What you have to do: Gather all lines in the entries below that include the word "xlabel".
─── Task input ───
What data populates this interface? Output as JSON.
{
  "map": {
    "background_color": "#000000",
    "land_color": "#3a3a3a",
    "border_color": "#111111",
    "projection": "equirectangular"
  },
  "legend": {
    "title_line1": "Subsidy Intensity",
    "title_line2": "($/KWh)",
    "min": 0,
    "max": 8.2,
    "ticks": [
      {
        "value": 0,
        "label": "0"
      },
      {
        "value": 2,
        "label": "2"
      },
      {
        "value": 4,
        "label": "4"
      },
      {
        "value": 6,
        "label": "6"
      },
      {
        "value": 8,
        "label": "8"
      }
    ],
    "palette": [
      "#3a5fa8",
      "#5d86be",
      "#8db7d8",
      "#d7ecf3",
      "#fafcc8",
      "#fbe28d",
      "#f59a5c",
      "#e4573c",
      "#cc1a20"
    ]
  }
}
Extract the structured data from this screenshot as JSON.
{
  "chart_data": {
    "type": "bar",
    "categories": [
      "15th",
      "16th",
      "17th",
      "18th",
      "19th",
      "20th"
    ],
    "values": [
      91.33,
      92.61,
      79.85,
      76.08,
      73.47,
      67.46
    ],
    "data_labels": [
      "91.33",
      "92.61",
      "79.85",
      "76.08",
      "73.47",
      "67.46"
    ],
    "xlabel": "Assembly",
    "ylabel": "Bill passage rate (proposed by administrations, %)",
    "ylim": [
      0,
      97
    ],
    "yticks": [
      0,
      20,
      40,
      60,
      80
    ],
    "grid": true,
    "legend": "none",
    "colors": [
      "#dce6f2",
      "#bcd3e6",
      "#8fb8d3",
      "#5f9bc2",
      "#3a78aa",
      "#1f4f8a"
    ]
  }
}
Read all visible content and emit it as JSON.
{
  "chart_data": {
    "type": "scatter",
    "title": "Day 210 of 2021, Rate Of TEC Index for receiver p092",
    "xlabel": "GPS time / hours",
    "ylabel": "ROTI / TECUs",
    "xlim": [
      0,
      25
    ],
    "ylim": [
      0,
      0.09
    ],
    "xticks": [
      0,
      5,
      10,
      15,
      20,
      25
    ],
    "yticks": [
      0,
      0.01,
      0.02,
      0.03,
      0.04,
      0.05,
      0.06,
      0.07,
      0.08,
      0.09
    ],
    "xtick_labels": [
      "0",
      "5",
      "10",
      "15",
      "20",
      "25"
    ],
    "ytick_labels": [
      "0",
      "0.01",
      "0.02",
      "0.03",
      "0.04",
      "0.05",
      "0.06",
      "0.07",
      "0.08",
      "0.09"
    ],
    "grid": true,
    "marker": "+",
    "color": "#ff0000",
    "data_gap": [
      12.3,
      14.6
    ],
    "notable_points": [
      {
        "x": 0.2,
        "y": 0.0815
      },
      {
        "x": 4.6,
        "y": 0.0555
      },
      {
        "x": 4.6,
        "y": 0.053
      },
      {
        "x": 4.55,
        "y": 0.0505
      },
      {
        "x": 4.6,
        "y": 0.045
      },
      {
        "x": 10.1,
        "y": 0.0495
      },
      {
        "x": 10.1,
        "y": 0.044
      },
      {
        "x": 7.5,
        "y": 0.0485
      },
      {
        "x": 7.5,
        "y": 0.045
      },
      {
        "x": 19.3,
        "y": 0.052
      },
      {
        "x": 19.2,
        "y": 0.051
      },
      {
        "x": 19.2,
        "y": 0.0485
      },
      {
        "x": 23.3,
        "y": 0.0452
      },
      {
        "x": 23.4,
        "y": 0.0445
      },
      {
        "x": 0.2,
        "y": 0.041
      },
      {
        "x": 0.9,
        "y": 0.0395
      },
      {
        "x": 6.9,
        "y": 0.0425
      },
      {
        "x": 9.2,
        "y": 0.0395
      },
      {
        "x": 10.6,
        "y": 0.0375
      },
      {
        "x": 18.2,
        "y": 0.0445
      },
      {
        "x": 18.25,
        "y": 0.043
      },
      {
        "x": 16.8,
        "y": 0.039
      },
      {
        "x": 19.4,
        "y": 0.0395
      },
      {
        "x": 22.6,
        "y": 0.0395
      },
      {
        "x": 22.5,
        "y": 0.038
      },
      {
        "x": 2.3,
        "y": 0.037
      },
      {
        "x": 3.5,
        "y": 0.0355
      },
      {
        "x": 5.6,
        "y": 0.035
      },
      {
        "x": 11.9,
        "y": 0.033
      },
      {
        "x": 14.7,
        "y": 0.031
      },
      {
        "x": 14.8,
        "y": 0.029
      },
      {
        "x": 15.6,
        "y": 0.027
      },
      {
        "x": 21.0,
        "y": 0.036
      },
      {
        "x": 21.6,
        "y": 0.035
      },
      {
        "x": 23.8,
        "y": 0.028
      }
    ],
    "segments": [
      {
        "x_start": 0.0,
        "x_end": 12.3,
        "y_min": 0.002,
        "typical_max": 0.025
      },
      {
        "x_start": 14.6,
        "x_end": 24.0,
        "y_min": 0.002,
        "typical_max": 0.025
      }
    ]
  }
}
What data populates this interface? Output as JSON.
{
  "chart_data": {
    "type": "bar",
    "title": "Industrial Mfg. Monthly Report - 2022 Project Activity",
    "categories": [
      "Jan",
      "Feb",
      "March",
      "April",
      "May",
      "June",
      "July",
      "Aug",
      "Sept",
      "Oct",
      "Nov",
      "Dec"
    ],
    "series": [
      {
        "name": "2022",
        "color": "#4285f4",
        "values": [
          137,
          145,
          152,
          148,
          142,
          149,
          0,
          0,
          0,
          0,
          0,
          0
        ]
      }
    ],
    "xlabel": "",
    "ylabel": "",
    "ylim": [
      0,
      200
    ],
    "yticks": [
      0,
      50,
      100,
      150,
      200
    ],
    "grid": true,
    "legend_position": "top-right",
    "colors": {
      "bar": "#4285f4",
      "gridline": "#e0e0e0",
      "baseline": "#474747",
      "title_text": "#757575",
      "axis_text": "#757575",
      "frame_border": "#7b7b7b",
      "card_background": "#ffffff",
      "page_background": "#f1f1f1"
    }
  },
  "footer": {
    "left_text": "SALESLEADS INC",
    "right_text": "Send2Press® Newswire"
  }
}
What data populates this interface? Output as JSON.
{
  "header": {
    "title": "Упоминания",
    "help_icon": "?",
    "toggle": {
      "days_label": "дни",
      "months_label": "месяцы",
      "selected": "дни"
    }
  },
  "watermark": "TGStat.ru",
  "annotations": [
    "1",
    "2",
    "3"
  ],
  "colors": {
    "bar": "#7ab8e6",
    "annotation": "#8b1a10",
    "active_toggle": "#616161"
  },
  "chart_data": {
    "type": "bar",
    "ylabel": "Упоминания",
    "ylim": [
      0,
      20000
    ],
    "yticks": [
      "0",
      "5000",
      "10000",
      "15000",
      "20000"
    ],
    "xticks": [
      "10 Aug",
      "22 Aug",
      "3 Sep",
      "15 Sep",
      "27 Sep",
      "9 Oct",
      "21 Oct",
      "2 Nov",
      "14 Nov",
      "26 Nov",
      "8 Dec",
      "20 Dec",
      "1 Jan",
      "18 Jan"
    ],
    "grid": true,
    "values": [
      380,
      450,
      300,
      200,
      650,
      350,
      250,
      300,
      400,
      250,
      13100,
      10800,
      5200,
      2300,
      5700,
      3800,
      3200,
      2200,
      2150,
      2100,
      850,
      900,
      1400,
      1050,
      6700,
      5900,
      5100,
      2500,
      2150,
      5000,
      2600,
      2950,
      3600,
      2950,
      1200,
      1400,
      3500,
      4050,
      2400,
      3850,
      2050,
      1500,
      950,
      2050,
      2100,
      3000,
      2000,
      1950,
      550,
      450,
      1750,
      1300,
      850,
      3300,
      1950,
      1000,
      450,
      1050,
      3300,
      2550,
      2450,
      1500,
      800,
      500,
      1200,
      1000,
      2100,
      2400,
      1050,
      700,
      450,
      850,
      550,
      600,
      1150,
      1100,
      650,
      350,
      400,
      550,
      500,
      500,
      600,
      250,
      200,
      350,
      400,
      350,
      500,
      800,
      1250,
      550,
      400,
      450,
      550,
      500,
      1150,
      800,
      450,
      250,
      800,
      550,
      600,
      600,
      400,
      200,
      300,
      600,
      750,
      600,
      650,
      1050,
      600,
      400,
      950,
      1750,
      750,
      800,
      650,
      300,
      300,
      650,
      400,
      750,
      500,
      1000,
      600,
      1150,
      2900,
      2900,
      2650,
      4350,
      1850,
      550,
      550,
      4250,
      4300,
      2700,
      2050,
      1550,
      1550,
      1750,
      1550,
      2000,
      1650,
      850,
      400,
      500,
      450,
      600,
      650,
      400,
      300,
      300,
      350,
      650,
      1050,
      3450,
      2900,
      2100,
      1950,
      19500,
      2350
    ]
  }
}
───
Written reply:
    "xlabel": "Assembly",
    "xlabel": "GPS time / hours",
    "xlabel": "",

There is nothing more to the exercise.